━━━ Data entries
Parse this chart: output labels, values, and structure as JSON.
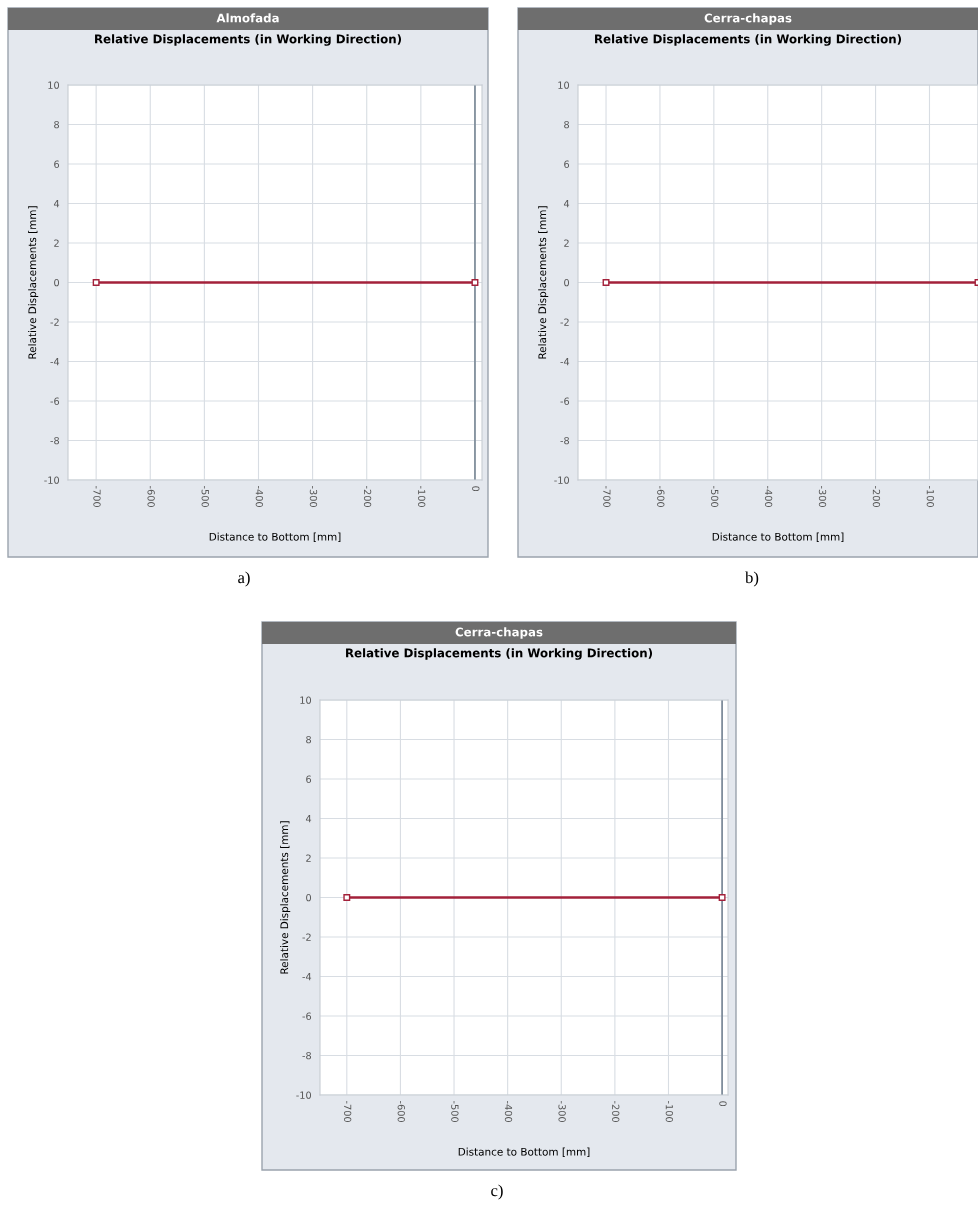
{
  "chart_data": [
    {
      "type": "line",
      "title": "Almofada",
      "subtitle": "Relative Displacements (in Working Direction)",
      "xlabel": "Distance to Bottom [mm]",
      "ylabel": "Relative Displacements [mm]",
      "annotations": [
        "a)"
      ],
      "xlim": [
        -752,
        13
      ],
      "ylim": [
        -10,
        10
      ],
      "xticks": [
        -700,
        -600,
        -500,
        -400,
        -300,
        -200,
        -100,
        0
      ],
      "yticks": [
        -10,
        -8,
        -6,
        -4,
        -2,
        0,
        2,
        4,
        6,
        8,
        10
      ],
      "grid": true,
      "marker": "square",
      "line_style": "solid",
      "series": [
        {
          "color": "#a3213a",
          "x": [
            -700,
            0
          ],
          "values": [
            0,
            0
          ]
        }
      ],
      "ref_lines": [
        {
          "axis": "x",
          "value": 0,
          "color": "#7a8896"
        }
      ]
    },
    {
      "type": "line",
      "title": "Cerra-chapas",
      "subtitle": "Relative Displacements (in Working Direction)",
      "xlabel": "Distance to Bottom [mm]",
      "ylabel": "Relative Displacements [mm]",
      "annotations": [
        "b)"
      ],
      "xlim": [
        -752,
        -10
      ],
      "ylim": [
        -10,
        10
      ],
      "xticks": [
        -700,
        -600,
        -500,
        -400,
        -300,
        -200,
        -100
      ],
      "yticks": [
        -10,
        -8,
        -6,
        -4,
        -2,
        0,
        2,
        4,
        6,
        8,
        10
      ],
      "grid": true,
      "marker": "square",
      "line_style": "solid",
      "series": [
        {
          "color": "#a3213a",
          "x": [
            -700,
            -10
          ],
          "values": [
            0,
            0
          ]
        }
      ]
    },
    {
      "type": "line",
      "title": "Cerra-chapas",
      "subtitle": "Relative Displacements (in Working Direction)",
      "xlabel": "Distance to Bottom [mm]",
      "ylabel": "Relative Displacements [mm]",
      "annotations": [
        "c)"
      ],
      "xlim": [
        -750,
        11
      ],
      "ylim": [
        -10,
        10
      ],
      "xticks": [
        -700,
        -600,
        -500,
        -400,
        -300,
        -200,
        -100,
        0
      ],
      "yticks": [
        -10,
        -8,
        -6,
        -4,
        -2,
        0,
        2,
        4,
        6,
        8,
        10
      ],
      "grid": true,
      "marker": "square",
      "line_style": "solid",
      "series": [
        {
          "color": "#a3213a",
          "x": [
            -700,
            0
          ],
          "values": [
            0,
            0
          ]
        }
      ],
      "ref_lines": [
        {
          "axis": "x",
          "value": 0,
          "color": "#7a8896"
        }
      ]
    }
  ]
}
━━━━━━
_Description of the task_:
Retype the listing exactly. Pictures do not belong in the copy.

_Solution to this task_:
Parse this chart: output labels, values, and structure as JSON.
{
  "chart_data": [
    {
      "type": "line",
      "title": "Almofada",
      "subtitle": "Relative Displacements (in Working Direction)",
      "xlabel": "Distance to Bottom [mm]",
      "ylabel": "Relative Displacements [mm]",
      "annotations": [
        "a)"
      ],
      "xlim": [
        -752,
        13
      ],
      "ylim": [
        -10,
        10
      ],
      "xticks": [
        -700,
        -600,
        -500,
        -400,
        -300,
        -200,
        -100,
        0
      ],
      "yticks": [
        -10,
        -8,
        -6,
        -4,
        -2,
        0,
        2,
        4,
        6,
        8,
        10
      ],
      "grid": true,
      "marker": "square",
      "line_style": "solid",
      "series": [
        {
          "color": "#a3213a",
          "x": [
            -700,
            0
          ],
          "values": [
            0,
            0
          ]
        }
      ],
      "ref_lines": [
        {
          "axis": "x",
          "value": 0,
          "color": "#7a8896"
        }
      ]
    },
    {
      "type": "line",
      "title": "Cerra-chapas",
      "subtitle": "Relative Displacements (in Working Direction)",
      "xlabel": "Distance to Bottom [mm]",
      "ylabel": "Relative Displacements [mm]",
      "annotations": [
        "b)"
      ],
      "xlim": [
        -752,
        -10
      ],
      "ylim": [
        -10,
        10
      ],
      "xticks": [
        -700,
        -600,
        -500,
        -400,
        -300,
        -200,
        -100
      ],
      "yticks": [
        -10,
        -8,
        -6,
        -4,
        -2,
        0,
        2,
        4,
        6,
        8,
        10
      ],
      "grid": true,
      "marker": "square",
      "line_style": "solid",
      "series": [
        {
          "color": "#a3213a",
          "x": [
            -700,
            -10
          ],
          "values": [
            0,
            0
          ]
        }
      ]
    },
    {
      "type": "line",
      "title": "Cerra-chapas",
      "subtitle": "Relative Displacements (in Working Direction)",
      "xlabel": "Distance to Bottom [mm]",
      "ylabel": "Relative Displacements [mm]",
      "annotations": [
        "c)"
      ],
      "xlim": [
        -750,
        11
      ],
      "ylim": [
        -10,
        10
      ],
      "xticks": [
        -700,
        -600,
        -500,
        -400,
        -300,
        -200,
        -100,
        0
      ],
      "yticks": [
        -10,
        -8,
        -6,
        -4,
        -2,
        0,
        2,
        4,
        6,
        8,
        10
      ],
      "grid": true,
      "marker": "square",
      "line_style": "solid",
      "series": [
        {
          "color": "#a3213a",
          "x": [
            -700,
            0
          ],
          "values": [
            0,
            0
          ]
        }
      ],
      "ref_lines": [
        {
          "axis": "x",
          "value": 0,
          "color": "#7a8896"
        }
      ]
    }
  ]
}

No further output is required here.